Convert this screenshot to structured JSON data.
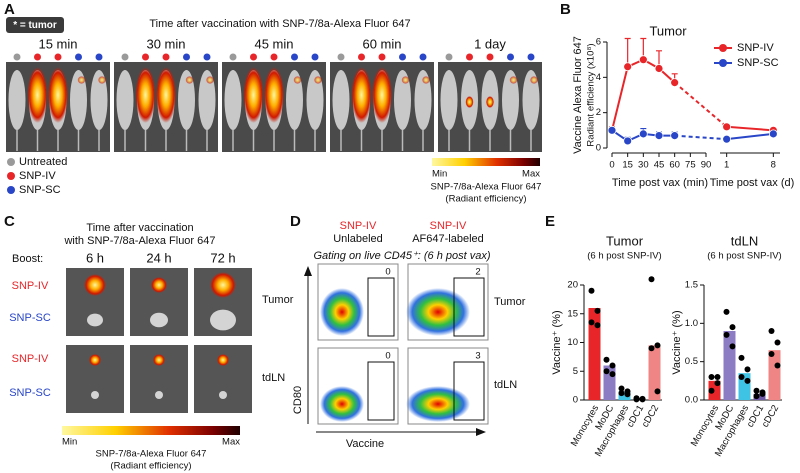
{
  "letters": [
    "A",
    "B",
    "C",
    "D",
    "E"
  ],
  "panel_a": {
    "tag": "* = tumor",
    "title": "Time after vaccination with SNP-7/8a-Alexa Fluor 647",
    "timepoints": [
      "15 min",
      "30 min",
      "45 min",
      "60 min",
      "1 day"
    ],
    "legend": [
      {
        "label": "Untreated",
        "color": "#9a9a9a"
      },
      {
        "label": "SNP-IV",
        "color": "#e8262a"
      },
      {
        "label": "SNP-SC",
        "color": "#2946c8"
      }
    ],
    "colorbar": {
      "min": "Min",
      "max": "Max",
      "label": "SNP-7/8a-Alexa Fluor 647",
      "unit": "(Radiant efficiency)"
    }
  },
  "chart_data": [
    {
      "type": "line",
      "title": "Tumor",
      "ylabel": [
        "Vaccine Alexa Fluor 647",
        "Radiant efficiency (x10⁸)"
      ],
      "x": [
        0,
        15,
        30,
        45,
        60
      ],
      "xlim": [
        0,
        90
      ],
      "xticks": [
        0,
        15,
        30,
        45,
        60,
        75,
        90
      ],
      "xlabel": "Time post vax (min)",
      "x2": [
        1,
        8
      ],
      "x2lim": [
        0,
        9
      ],
      "x2ticks": [
        1,
        8
      ],
      "x2label": "Time post vax (d)",
      "ylim": [
        0,
        6
      ],
      "yticks": [
        0,
        2,
        4,
        6
      ],
      "series": [
        {
          "name": "SNP-IV",
          "color": "#e8262a",
          "values": [
            1.0,
            4.6,
            5.0,
            4.5,
            3.7
          ],
          "errors": [
            0.2,
            1.6,
            1.2,
            1.0,
            0.5
          ],
          "values2": [
            1.2,
            1.0
          ]
        },
        {
          "name": "SNP-SC",
          "color": "#2946c8",
          "values": [
            1.0,
            0.4,
            0.8,
            0.7,
            0.7
          ],
          "errors": [
            0.1,
            0.2,
            0.3,
            0.2,
            0.2
          ],
          "values2": [
            0.5,
            0.8
          ]
        }
      ]
    },
    {
      "type": "bar",
      "title": "Tumor",
      "subtitle": "(6 h post SNP-IV)",
      "ylabel": "Vaccine⁺ (%)",
      "categories": [
        "Monocytes",
        "MoDC",
        "Macrophages",
        "cDC1",
        "cDC2"
      ],
      "colors": [
        "#e8262a",
        "#8c7cc4",
        "#3fc3e4",
        "#6f5aa8",
        "#f08585"
      ],
      "values": [
        16,
        6,
        1.5,
        0.2,
        9.5
      ],
      "points": [
        [
          19,
          15.5,
          13.5,
          13
        ],
        [
          7,
          6,
          5,
          4.5
        ],
        [
          2,
          1.5,
          1.2,
          1
        ],
        [
          0.3,
          0.2,
          0.1,
          0.1
        ],
        [
          21,
          9.5,
          9,
          1.5
        ]
      ],
      "ylim": [
        0,
        20
      ],
      "yticks": [
        0,
        5,
        10,
        15,
        20
      ]
    },
    {
      "type": "bar",
      "title": "tdLN",
      "subtitle": "(6 h post SNP-IV)",
      "ylabel": "Vaccine⁺ (%)",
      "categories": [
        "Monocytes",
        "MoDC",
        "Macrophages",
        "cDC1",
        "cDC2"
      ],
      "colors": [
        "#e8262a",
        "#8c7cc4",
        "#3fc3e4",
        "#6f5aa8",
        "#f08585"
      ],
      "values": [
        0.25,
        0.9,
        0.35,
        0.08,
        0.65
      ],
      "points": [
        [
          0.3,
          0.22,
          0.12,
          0.3
        ],
        [
          1.15,
          0.95,
          0.85,
          0.7
        ],
        [
          0.55,
          0.4,
          0.3,
          0.25
        ],
        [
          0.12,
          0.08,
          0.05,
          0.1
        ],
        [
          0.9,
          0.75,
          0.6,
          0.45
        ]
      ],
      "ylim": [
        0,
        1.5
      ],
      "yticks": [
        {
          "value": 0,
          "label": "0.0"
        },
        0.5,
        {
          "value": 1,
          "label": "1.0"
        },
        1.5
      ]
    }
  ],
  "panel_c": {
    "title": [
      "Time after vaccination",
      "with SNP-7/8a-Alexa Fluor 647"
    ],
    "boost": "Boost:",
    "timepoints": [
      "6 h",
      "24 h",
      "72 h"
    ],
    "rows": [
      "SNP-IV",
      "SNP-SC",
      "SNP-IV",
      "SNP-SC"
    ],
    "tissues": [
      "Tumor",
      "tdLN"
    ],
    "colorbar": {
      "min": "Min",
      "max": "Max",
      "label": "SNP-7/8a-Alexa Fluor 647",
      "unit": "(Radiant efficiency)"
    }
  },
  "panel_d": {
    "groups": [
      {
        "name": "SNP-IV",
        "label": "Unlabeled"
      },
      {
        "name": "SNP-IV",
        "label": "AF647-labeled"
      }
    ],
    "gating": "Gating on live CD45⁺: (6 h post vax)",
    "gates": [
      0,
      2,
      0,
      3
    ],
    "tissues": [
      "Tumor",
      "tdLN"
    ],
    "xlabel": "Vaccine",
    "ylabel": "CD80"
  }
}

YOUR ASSIGNMENT:
Repeat each entry exactly as given; no pictures belong in the copy.

WORKED SOLUTION:
Convert this screenshot to structured JSON data.
{
  "letters": [
    "A",
    "B",
    "C",
    "D",
    "E"
  ],
  "panel_a": {
    "tag": "* = tumor",
    "title": "Time after vaccination with SNP-7/8a-Alexa Fluor 647",
    "timepoints": [
      "15 min",
      "30 min",
      "45 min",
      "60 min",
      "1 day"
    ],
    "legend": [
      {
        "label": "Untreated",
        "color": "#9a9a9a"
      },
      {
        "label": "SNP-IV",
        "color": "#e8262a"
      },
      {
        "label": "SNP-SC",
        "color": "#2946c8"
      }
    ],
    "colorbar": {
      "min": "Min",
      "max": "Max",
      "label": "SNP-7/8a-Alexa Fluor 647",
      "unit": "(Radiant efficiency)"
    }
  },
  "chart_data": [
    {
      "type": "line",
      "title": "Tumor",
      "ylabel": [
        "Vaccine Alexa Fluor 647",
        "Radiant efficiency (x10⁸)"
      ],
      "x": [
        0,
        15,
        30,
        45,
        60
      ],
      "xlim": [
        0,
        90
      ],
      "xticks": [
        0,
        15,
        30,
        45,
        60,
        75,
        90
      ],
      "xlabel": "Time post vax (min)",
      "x2": [
        1,
        8
      ],
      "x2lim": [
        0,
        9
      ],
      "x2ticks": [
        1,
        8
      ],
      "x2label": "Time post vax (d)",
      "ylim": [
        0,
        6
      ],
      "yticks": [
        0,
        2,
        4,
        6
      ],
      "series": [
        {
          "name": "SNP-IV",
          "color": "#e8262a",
          "values": [
            1.0,
            4.6,
            5.0,
            4.5,
            3.7
          ],
          "errors": [
            0.2,
            1.6,
            1.2,
            1.0,
            0.5
          ],
          "values2": [
            1.2,
            1.0
          ]
        },
        {
          "name": "SNP-SC",
          "color": "#2946c8",
          "values": [
            1.0,
            0.4,
            0.8,
            0.7,
            0.7
          ],
          "errors": [
            0.1,
            0.2,
            0.3,
            0.2,
            0.2
          ],
          "values2": [
            0.5,
            0.8
          ]
        }
      ]
    },
    {
      "type": "bar",
      "title": "Tumor",
      "subtitle": "(6 h post SNP-IV)",
      "ylabel": "Vaccine⁺ (%)",
      "categories": [
        "Monocytes",
        "MoDC",
        "Macrophages",
        "cDC1",
        "cDC2"
      ],
      "colors": [
        "#e8262a",
        "#8c7cc4",
        "#3fc3e4",
        "#6f5aa8",
        "#f08585"
      ],
      "values": [
        16,
        6,
        1.5,
        0.2,
        9.5
      ],
      "points": [
        [
          19,
          15.5,
          13.5,
          13
        ],
        [
          7,
          6,
          5,
          4.5
        ],
        [
          2,
          1.5,
          1.2,
          1
        ],
        [
          0.3,
          0.2,
          0.1,
          0.1
        ],
        [
          21,
          9.5,
          9,
          1.5
        ]
      ],
      "ylim": [
        0,
        20
      ],
      "yticks": [
        0,
        5,
        10,
        15,
        20
      ]
    },
    {
      "type": "bar",
      "title": "tdLN",
      "subtitle": "(6 h post SNP-IV)",
      "ylabel": "Vaccine⁺ (%)",
      "categories": [
        "Monocytes",
        "MoDC",
        "Macrophages",
        "cDC1",
        "cDC2"
      ],
      "colors": [
        "#e8262a",
        "#8c7cc4",
        "#3fc3e4",
        "#6f5aa8",
        "#f08585"
      ],
      "values": [
        0.25,
        0.9,
        0.35,
        0.08,
        0.65
      ],
      "points": [
        [
          0.3,
          0.22,
          0.12,
          0.3
        ],
        [
          1.15,
          0.95,
          0.85,
          0.7
        ],
        [
          0.55,
          0.4,
          0.3,
          0.25
        ],
        [
          0.12,
          0.08,
          0.05,
          0.1
        ],
        [
          0.9,
          0.75,
          0.6,
          0.45
        ]
      ],
      "ylim": [
        0,
        1.5
      ],
      "yticks": [
        {
          "value": 0,
          "label": "0.0"
        },
        0.5,
        {
          "value": 1,
          "label": "1.0"
        },
        1.5
      ]
    }
  ],
  "panel_c": {
    "title": [
      "Time after vaccination",
      "with SNP-7/8a-Alexa Fluor 647"
    ],
    "boost": "Boost:",
    "timepoints": [
      "6 h",
      "24 h",
      "72 h"
    ],
    "rows": [
      "SNP-IV",
      "SNP-SC",
      "SNP-IV",
      "SNP-SC"
    ],
    "tissues": [
      "Tumor",
      "tdLN"
    ],
    "colorbar": {
      "min": "Min",
      "max": "Max",
      "label": "SNP-7/8a-Alexa Fluor 647",
      "unit": "(Radiant efficiency)"
    }
  },
  "panel_d": {
    "groups": [
      {
        "name": "SNP-IV",
        "label": "Unlabeled"
      },
      {
        "name": "SNP-IV",
        "label": "AF647-labeled"
      }
    ],
    "gating": "Gating on live CD45⁺: (6 h post vax)",
    "gates": [
      0,
      2,
      0,
      3
    ],
    "tissues": [
      "Tumor",
      "tdLN"
    ],
    "xlabel": "Vaccine",
    "ylabel": "CD80"
  }
}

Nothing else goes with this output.